# [Written instruction]
Below is a set of records; print all of them exactly as written.

-- Start Given data --

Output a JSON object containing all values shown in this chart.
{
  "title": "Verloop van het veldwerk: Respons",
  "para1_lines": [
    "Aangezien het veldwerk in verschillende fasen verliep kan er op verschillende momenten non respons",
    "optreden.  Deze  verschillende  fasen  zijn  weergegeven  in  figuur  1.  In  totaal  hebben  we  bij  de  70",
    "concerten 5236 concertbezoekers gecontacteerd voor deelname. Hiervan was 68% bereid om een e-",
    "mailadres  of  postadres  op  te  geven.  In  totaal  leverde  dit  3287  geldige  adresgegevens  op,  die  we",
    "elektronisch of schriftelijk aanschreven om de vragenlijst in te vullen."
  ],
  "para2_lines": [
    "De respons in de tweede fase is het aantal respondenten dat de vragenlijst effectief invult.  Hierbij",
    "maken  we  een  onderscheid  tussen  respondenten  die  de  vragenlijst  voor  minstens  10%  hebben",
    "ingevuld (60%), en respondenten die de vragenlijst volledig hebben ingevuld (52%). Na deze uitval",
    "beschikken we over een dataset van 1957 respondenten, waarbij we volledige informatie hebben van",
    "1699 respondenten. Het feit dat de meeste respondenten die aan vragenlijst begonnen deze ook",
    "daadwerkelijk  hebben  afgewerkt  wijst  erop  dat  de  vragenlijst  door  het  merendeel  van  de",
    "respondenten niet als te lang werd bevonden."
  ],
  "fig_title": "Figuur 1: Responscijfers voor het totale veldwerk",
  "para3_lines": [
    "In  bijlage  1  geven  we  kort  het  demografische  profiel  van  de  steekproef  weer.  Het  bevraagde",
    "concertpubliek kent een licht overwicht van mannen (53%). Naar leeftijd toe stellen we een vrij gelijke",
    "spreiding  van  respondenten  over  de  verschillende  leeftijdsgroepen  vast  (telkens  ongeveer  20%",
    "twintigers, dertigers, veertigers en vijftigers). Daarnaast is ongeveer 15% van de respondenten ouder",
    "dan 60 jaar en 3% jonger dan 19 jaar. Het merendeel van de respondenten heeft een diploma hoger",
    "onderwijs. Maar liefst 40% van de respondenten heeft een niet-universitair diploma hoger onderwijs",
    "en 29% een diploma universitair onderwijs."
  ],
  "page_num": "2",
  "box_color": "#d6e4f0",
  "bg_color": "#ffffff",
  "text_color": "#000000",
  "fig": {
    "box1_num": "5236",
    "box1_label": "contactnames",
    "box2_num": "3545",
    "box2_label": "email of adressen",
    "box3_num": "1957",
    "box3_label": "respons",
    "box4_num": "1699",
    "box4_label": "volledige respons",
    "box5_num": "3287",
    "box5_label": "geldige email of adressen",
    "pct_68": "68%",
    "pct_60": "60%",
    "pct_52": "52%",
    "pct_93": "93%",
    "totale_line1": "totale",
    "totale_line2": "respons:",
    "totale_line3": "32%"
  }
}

-- End Given data --

# [Correct answer]
Output a JSON object containing all values shown in this chart.
{
  "title": "Verloop van het veldwerk: Respons",
  "para1_lines": [
    "Aangezien het veldwerk in verschillende fasen verliep kan er op verschillende momenten non respons",
    "optreden.  Deze  verschillende  fasen  zijn  weergegeven  in  figuur  1.  In  totaal  hebben  we  bij  de  70",
    "concerten 5236 concertbezoekers gecontacteerd voor deelname. Hiervan was 68% bereid om een e-",
    "mailadres  of  postadres  op  te  geven.  In  totaal  leverde  dit  3287  geldige  adresgegevens  op,  die  we",
    "elektronisch of schriftelijk aanschreven om de vragenlijst in te vullen."
  ],
  "para2_lines": [
    "De respons in de tweede fase is het aantal respondenten dat de vragenlijst effectief invult.  Hierbij",
    "maken  we  een  onderscheid  tussen  respondenten  die  de  vragenlijst  voor  minstens  10%  hebben",
    "ingevuld (60%), en respondenten die de vragenlijst volledig hebben ingevuld (52%). Na deze uitval",
    "beschikken we over een dataset van 1957 respondenten, waarbij we volledige informatie hebben van",
    "1699 respondenten. Het feit dat de meeste respondenten die aan vragenlijst begonnen deze ook",
    "daadwerkelijk  hebben  afgewerkt  wijst  erop  dat  de  vragenlijst  door  het  merendeel  van  de",
    "respondenten niet als te lang werd bevonden."
  ],
  "fig_title": "Figuur 1: Responscijfers voor het totale veldwerk",
  "para3_lines": [
    "In  bijlage  1  geven  we  kort  het  demografische  profiel  van  de  steekproef  weer.  Het  bevraagde",
    "concertpubliek kent een licht overwicht van mannen (53%). Naar leeftijd toe stellen we een vrij gelijke",
    "spreiding  van  respondenten  over  de  verschillende  leeftijdsgroepen  vast  (telkens  ongeveer  20%",
    "twintigers, dertigers, veertigers en vijftigers). Daarnaast is ongeveer 15% van de respondenten ouder",
    "dan 60 jaar en 3% jonger dan 19 jaar. Het merendeel van de respondenten heeft een diploma hoger",
    "onderwijs. Maar liefst 40% van de respondenten heeft een niet-universitair diploma hoger onderwijs",
    "en 29% een diploma universitair onderwijs."
  ],
  "page_num": "2",
  "box_color": "#d6e4f0",
  "bg_color": "#ffffff",
  "text_color": "#000000",
  "fig": {
    "box1_num": "5236",
    "box1_label": "contactnames",
    "box2_num": "3545",
    "box2_label": "email of adressen",
    "box3_num": "1957",
    "box3_label": "respons",
    "box4_num": "1699",
    "box4_label": "volledige respons",
    "box5_num": "3287",
    "box5_label": "geldige email of adressen",
    "pct_68": "68%",
    "pct_60": "60%",
    "pct_52": "52%",
    "pct_93": "93%",
    "totale_line1": "totale",
    "totale_line2": "respons:",
    "totale_line3": "32%"
  }
}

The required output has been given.